### EXTRACTED ENTRIES
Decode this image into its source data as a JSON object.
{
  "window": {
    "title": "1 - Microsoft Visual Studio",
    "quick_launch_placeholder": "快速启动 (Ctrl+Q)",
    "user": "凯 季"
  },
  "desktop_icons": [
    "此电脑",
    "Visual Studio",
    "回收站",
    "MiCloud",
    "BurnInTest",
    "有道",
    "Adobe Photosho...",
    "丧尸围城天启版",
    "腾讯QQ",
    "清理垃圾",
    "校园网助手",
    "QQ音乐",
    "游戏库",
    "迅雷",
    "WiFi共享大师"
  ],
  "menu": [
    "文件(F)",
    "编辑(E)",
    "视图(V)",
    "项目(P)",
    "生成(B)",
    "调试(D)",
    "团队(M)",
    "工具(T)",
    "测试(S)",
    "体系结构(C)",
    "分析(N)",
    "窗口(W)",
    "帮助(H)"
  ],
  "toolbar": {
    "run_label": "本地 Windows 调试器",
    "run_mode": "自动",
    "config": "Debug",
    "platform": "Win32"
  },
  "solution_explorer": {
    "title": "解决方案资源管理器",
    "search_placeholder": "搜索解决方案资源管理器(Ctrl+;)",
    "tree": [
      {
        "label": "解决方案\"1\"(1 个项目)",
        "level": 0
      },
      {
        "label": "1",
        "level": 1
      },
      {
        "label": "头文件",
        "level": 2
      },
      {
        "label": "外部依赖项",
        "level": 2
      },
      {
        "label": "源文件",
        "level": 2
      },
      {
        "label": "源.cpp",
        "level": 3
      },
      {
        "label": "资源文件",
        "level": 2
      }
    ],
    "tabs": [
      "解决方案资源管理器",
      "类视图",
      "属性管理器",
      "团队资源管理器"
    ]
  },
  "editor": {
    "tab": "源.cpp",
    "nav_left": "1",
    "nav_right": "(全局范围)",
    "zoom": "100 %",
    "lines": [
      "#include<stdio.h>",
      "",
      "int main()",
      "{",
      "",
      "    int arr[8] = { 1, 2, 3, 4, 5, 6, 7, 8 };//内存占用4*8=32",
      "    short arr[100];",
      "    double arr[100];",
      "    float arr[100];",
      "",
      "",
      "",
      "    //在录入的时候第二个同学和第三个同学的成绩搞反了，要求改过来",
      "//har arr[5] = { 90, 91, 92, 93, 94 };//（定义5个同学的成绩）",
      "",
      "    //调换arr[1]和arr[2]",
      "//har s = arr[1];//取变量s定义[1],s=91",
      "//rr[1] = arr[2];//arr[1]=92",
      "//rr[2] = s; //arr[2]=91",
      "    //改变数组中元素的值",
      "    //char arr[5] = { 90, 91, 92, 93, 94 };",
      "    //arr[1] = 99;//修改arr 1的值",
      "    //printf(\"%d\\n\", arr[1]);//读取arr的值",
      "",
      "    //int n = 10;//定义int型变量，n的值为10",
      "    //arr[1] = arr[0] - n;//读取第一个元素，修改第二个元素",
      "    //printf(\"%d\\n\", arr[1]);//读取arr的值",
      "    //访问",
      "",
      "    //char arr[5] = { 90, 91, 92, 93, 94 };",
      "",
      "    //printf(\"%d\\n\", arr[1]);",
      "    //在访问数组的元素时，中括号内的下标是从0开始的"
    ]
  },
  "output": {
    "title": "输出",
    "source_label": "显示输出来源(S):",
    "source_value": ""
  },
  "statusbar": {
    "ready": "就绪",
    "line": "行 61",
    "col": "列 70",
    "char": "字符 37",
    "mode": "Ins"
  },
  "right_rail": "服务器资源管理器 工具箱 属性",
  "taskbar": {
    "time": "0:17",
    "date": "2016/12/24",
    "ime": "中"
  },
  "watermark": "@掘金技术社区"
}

### EXERCISE INSTRUCTIONS
Give the material above again, word for word.

### RESULT OF THE EXERCISE
Decode this image into its source data as a JSON object.
{
  "window": {
    "title": "1 - Microsoft Visual Studio",
    "quick_launch_placeholder": "快速启动 (Ctrl+Q)",
    "user": "凯 季"
  },
  "desktop_icons": [
    "此电脑",
    "Visual Studio",
    "回收站",
    "MiCloud",
    "BurnInTest",
    "有道",
    "Adobe Photosho...",
    "丧尸围城天启版",
    "腾讯QQ",
    "清理垃圾",
    "校园网助手",
    "QQ音乐",
    "游戏库",
    "迅雷",
    "WiFi共享大师"
  ],
  "menu": [
    "文件(F)",
    "编辑(E)",
    "视图(V)",
    "项目(P)",
    "生成(B)",
    "调试(D)",
    "团队(M)",
    "工具(T)",
    "测试(S)",
    "体系结构(C)",
    "分析(N)",
    "窗口(W)",
    "帮助(H)"
  ],
  "toolbar": {
    "run_label": "本地 Windows 调试器",
    "run_mode": "自动",
    "config": "Debug",
    "platform": "Win32"
  },
  "solution_explorer": {
    "title": "解决方案资源管理器",
    "search_placeholder": "搜索解决方案资源管理器(Ctrl+;)",
    "tree": [
      {
        "label": "解决方案\"1\"(1 个项目)",
        "level": 0
      },
      {
        "label": "1",
        "level": 1
      },
      {
        "label": "头文件",
        "level": 2
      },
      {
        "label": "外部依赖项",
        "level": 2
      },
      {
        "label": "源文件",
        "level": 2
      },
      {
        "label": "源.cpp",
        "level": 3
      },
      {
        "label": "资源文件",
        "level": 2
      }
    ],
    "tabs": [
      "解决方案资源管理器",
      "类视图",
      "属性管理器",
      "团队资源管理器"
    ]
  },
  "editor": {
    "tab": "源.cpp",
    "nav_left": "1",
    "nav_right": "(全局范围)",
    "zoom": "100 %",
    "lines": [
      "#include<stdio.h>",
      "",
      "int main()",
      "{",
      "",
      "    int arr[8] = { 1, 2, 3, 4, 5, 6, 7, 8 };//内存占用4*8=32",
      "    short arr[100];",
      "    double arr[100];",
      "    float arr[100];",
      "",
      "",
      "",
      "    //在录入的时候第二个同学和第三个同学的成绩搞反了，要求改过来",
      "//har arr[5] = { 90, 91, 92, 93, 94 };//（定义5个同学的成绩）",
      "",
      "    //调换arr[1]和arr[2]",
      "//har s = arr[1];//取变量s定义[1],s=91",
      "//rr[1] = arr[2];//arr[1]=92",
      "//rr[2] = s; //arr[2]=91",
      "    //改变数组中元素的值",
      "    //char arr[5] = { 90, 91, 92, 93, 94 };",
      "    //arr[1] = 99;//修改arr 1的值",
      "    //printf(\"%d\\n\", arr[1]);//读取arr的值",
      "",
      "    //int n = 10;//定义int型变量，n的值为10",
      "    //arr[1] = arr[0] - n;//读取第一个元素，修改第二个元素",
      "    //printf(\"%d\\n\", arr[1]);//读取arr的值",
      "    //访问",
      "",
      "    //char arr[5] = { 90, 91, 92, 93, 94 };",
      "",
      "    //printf(\"%d\\n\", arr[1]);",
      "    //在访问数组的元素时，中括号内的下标是从0开始的"
    ]
  },
  "output": {
    "title": "输出",
    "source_label": "显示输出来源(S):",
    "source_value": ""
  },
  "statusbar": {
    "ready": "就绪",
    "line": "行 61",
    "col": "列 70",
    "char": "字符 37",
    "mode": "Ins"
  },
  "right_rail": "服务器资源管理器 工具箱 属性",
  "taskbar": {
    "time": "0:17",
    "date": "2016/12/24",
    "ime": "中"
  },
  "watermark": "@掘金技术社区"
}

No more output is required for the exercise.